WHAT YOU ARE ASKED TO DO: All entries must be extracted exactly, with nothing added or dropped.

Data items:
• • • • • • •

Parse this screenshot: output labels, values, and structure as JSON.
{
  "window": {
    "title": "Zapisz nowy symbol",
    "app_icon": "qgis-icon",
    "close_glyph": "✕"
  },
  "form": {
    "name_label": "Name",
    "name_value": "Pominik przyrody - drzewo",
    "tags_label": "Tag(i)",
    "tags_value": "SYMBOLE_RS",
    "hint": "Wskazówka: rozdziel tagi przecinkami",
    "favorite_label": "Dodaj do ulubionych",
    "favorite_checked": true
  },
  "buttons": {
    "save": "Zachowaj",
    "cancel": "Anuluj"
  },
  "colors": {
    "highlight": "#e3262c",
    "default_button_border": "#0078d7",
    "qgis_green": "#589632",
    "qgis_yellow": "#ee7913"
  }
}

• • • • • • •

OUTPUT OF THE EXERCISE:
Parse this screenshot: output labels, values, and structure as JSON.
{
  "window": {
    "title": "Zapisz nowy symbol",
    "app_icon": "qgis-icon",
    "close_glyph": "✕"
  },
  "form": {
    "name_label": "Name",
    "name_value": "Pominik przyrody - drzewo",
    "tags_label": "Tag(i)",
    "tags_value": "SYMBOLE_RS",
    "hint": "Wskazówka: rozdziel tagi przecinkami",
    "favorite_label": "Dodaj do ulubionych",
    "favorite_checked": true
  },
  "buttons": {
    "save": "Zachowaj",
    "cancel": "Anuluj"
  },
  "colors": {
    "highlight": "#e3262c",
    "default_button_border": "#0078d7",
    "qgis_green": "#589632",
    "qgis_yellow": "#ee7913"
  }
}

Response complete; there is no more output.